— begin —

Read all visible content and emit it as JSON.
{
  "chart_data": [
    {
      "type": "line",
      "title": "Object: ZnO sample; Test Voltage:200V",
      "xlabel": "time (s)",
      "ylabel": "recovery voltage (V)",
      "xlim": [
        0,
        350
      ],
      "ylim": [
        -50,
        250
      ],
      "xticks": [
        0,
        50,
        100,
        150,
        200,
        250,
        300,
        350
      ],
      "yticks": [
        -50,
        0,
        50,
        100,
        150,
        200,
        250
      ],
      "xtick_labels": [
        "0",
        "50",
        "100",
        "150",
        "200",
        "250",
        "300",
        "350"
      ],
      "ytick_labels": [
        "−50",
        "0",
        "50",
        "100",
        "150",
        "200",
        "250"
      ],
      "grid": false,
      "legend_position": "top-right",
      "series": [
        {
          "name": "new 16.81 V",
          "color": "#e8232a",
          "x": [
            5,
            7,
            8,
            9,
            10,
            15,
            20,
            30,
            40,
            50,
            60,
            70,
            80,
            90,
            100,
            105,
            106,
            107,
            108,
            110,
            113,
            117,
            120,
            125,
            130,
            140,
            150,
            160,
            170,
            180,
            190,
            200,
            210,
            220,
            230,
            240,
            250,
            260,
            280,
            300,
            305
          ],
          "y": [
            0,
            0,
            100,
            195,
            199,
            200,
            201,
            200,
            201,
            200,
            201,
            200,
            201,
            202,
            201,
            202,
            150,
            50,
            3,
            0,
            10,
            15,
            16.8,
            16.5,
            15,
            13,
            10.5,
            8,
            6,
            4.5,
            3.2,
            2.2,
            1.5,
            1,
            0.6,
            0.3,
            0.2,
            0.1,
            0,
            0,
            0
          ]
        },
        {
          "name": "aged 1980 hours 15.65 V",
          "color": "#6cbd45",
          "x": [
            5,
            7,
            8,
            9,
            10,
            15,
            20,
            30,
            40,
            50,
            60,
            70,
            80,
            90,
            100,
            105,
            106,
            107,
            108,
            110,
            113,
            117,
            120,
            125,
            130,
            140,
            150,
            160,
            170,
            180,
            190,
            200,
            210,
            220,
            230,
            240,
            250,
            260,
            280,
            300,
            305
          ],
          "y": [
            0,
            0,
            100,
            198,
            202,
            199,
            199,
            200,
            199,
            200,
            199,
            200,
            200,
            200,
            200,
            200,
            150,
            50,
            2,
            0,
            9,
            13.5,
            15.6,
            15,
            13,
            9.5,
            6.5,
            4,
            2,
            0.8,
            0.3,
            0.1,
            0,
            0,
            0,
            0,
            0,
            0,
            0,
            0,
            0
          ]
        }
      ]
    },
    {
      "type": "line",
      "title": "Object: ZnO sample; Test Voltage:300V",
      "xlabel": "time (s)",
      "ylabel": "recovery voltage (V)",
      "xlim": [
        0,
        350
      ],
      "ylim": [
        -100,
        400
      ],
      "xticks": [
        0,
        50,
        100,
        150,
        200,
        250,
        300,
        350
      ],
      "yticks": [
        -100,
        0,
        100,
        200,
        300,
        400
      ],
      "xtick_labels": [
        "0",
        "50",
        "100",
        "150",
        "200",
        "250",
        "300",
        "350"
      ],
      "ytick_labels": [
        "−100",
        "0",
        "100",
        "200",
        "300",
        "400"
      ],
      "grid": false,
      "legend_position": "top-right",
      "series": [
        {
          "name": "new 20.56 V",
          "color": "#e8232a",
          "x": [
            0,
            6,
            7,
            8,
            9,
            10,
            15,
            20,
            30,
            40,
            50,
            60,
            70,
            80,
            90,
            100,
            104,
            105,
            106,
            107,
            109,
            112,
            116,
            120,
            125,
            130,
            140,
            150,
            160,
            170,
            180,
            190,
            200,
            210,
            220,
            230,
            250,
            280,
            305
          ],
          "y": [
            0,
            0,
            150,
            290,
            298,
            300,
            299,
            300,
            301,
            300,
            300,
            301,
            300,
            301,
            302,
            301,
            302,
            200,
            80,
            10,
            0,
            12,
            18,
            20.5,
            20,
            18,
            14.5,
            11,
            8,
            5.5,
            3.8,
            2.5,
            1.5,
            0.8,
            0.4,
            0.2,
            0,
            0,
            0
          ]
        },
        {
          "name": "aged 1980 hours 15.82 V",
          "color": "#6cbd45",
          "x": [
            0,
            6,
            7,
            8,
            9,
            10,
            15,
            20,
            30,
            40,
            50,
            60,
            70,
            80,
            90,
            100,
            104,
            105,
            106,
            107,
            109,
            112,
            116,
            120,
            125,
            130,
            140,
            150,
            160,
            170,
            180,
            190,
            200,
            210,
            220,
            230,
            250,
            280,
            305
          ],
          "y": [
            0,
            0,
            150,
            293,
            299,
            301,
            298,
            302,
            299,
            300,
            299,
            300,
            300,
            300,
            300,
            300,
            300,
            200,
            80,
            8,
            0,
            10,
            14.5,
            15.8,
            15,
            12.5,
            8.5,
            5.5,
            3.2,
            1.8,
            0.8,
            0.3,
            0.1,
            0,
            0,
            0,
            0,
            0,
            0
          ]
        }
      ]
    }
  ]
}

— end —

Task details:
Every line above should be written out again exactly as it stands.

Written solution:
Read all visible content and emit it as JSON.
{
  "chart_data": [
    {
      "type": "line",
      "title": "Object: ZnO sample; Test Voltage:200V",
      "xlabel": "time (s)",
      "ylabel": "recovery voltage (V)",
      "xlim": [
        0,
        350
      ],
      "ylim": [
        -50,
        250
      ],
      "xticks": [
        0,
        50,
        100,
        150,
        200,
        250,
        300,
        350
      ],
      "yticks": [
        -50,
        0,
        50,
        100,
        150,
        200,
        250
      ],
      "xtick_labels": [
        "0",
        "50",
        "100",
        "150",
        "200",
        "250",
        "300",
        "350"
      ],
      "ytick_labels": [
        "−50",
        "0",
        "50",
        "100",
        "150",
        "200",
        "250"
      ],
      "grid": false,
      "legend_position": "top-right",
      "series": [
        {
          "name": "new 16.81 V",
          "color": "#e8232a",
          "x": [
            5,
            7,
            8,
            9,
            10,
            15,
            20,
            30,
            40,
            50,
            60,
            70,
            80,
            90,
            100,
            105,
            106,
            107,
            108,
            110,
            113,
            117,
            120,
            125,
            130,
            140,
            150,
            160,
            170,
            180,
            190,
            200,
            210,
            220,
            230,
            240,
            250,
            260,
            280,
            300,
            305
          ],
          "y": [
            0,
            0,
            100,
            195,
            199,
            200,
            201,
            200,
            201,
            200,
            201,
            200,
            201,
            202,
            201,
            202,
            150,
            50,
            3,
            0,
            10,
            15,
            16.8,
            16.5,
            15,
            13,
            10.5,
            8,
            6,
            4.5,
            3.2,
            2.2,
            1.5,
            1,
            0.6,
            0.3,
            0.2,
            0.1,
            0,
            0,
            0
          ]
        },
        {
          "name": "aged 1980 hours 15.65 V",
          "color": "#6cbd45",
          "x": [
            5,
            7,
            8,
            9,
            10,
            15,
            20,
            30,
            40,
            50,
            60,
            70,
            80,
            90,
            100,
            105,
            106,
            107,
            108,
            110,
            113,
            117,
            120,
            125,
            130,
            140,
            150,
            160,
            170,
            180,
            190,
            200,
            210,
            220,
            230,
            240,
            250,
            260,
            280,
            300,
            305
          ],
          "y": [
            0,
            0,
            100,
            198,
            202,
            199,
            199,
            200,
            199,
            200,
            199,
            200,
            200,
            200,
            200,
            200,
            150,
            50,
            2,
            0,
            9,
            13.5,
            15.6,
            15,
            13,
            9.5,
            6.5,
            4,
            2,
            0.8,
            0.3,
            0.1,
            0,
            0,
            0,
            0,
            0,
            0,
            0,
            0,
            0
          ]
        }
      ]
    },
    {
      "type": "line",
      "title": "Object: ZnO sample; Test Voltage:300V",
      "xlabel": "time (s)",
      "ylabel": "recovery voltage (V)",
      "xlim": [
        0,
        350
      ],
      "ylim": [
        -100,
        400
      ],
      "xticks": [
        0,
        50,
        100,
        150,
        200,
        250,
        300,
        350
      ],
      "yticks": [
        -100,
        0,
        100,
        200,
        300,
        400
      ],
      "xtick_labels": [
        "0",
        "50",
        "100",
        "150",
        "200",
        "250",
        "300",
        "350"
      ],
      "ytick_labels": [
        "−100",
        "0",
        "100",
        "200",
        "300",
        "400"
      ],
      "grid": false,
      "legend_position": "top-right",
      "series": [
        {
          "name": "new 20.56 V",
          "color": "#e8232a",
          "x": [
            0,
            6,
            7,
            8,
            9,
            10,
            15,
            20,
            30,
            40,
            50,
            60,
            70,
            80,
            90,
            100,
            104,
            105,
            106,
            107,
            109,
            112,
            116,
            120,
            125,
            130,
            140,
            150,
            160,
            170,
            180,
            190,
            200,
            210,
            220,
            230,
            250,
            280,
            305
          ],
          "y": [
            0,
            0,
            150,
            290,
            298,
            300,
            299,
            300,
            301,
            300,
            300,
            301,
            300,
            301,
            302,
            301,
            302,
            200,
            80,
            10,
            0,
            12,
            18,
            20.5,
            20,
            18,
            14.5,
            11,
            8,
            5.5,
            3.8,
            2.5,
            1.5,
            0.8,
            0.4,
            0.2,
            0,
            0,
            0
          ]
        },
        {
          "name": "aged 1980 hours 15.82 V",
          "color": "#6cbd45",
          "x": [
            0,
            6,
            7,
            8,
            9,
            10,
            15,
            20,
            30,
            40,
            50,
            60,
            70,
            80,
            90,
            100,
            104,
            105,
            106,
            107,
            109,
            112,
            116,
            120,
            125,
            130,
            140,
            150,
            160,
            170,
            180,
            190,
            200,
            210,
            220,
            230,
            250,
            280,
            305
          ],
          "y": [
            0,
            0,
            150,
            293,
            299,
            301,
            298,
            302,
            299,
            300,
            299,
            300,
            300,
            300,
            300,
            300,
            300,
            200,
            80,
            8,
            0,
            10,
            14.5,
            15.8,
            15,
            12.5,
            8.5,
            5.5,
            3.2,
            1.8,
            0.8,
            0.3,
            0.1,
            0,
            0,
            0,
            0,
            0,
            0
          ]
        }
      ]
    }
  ]
}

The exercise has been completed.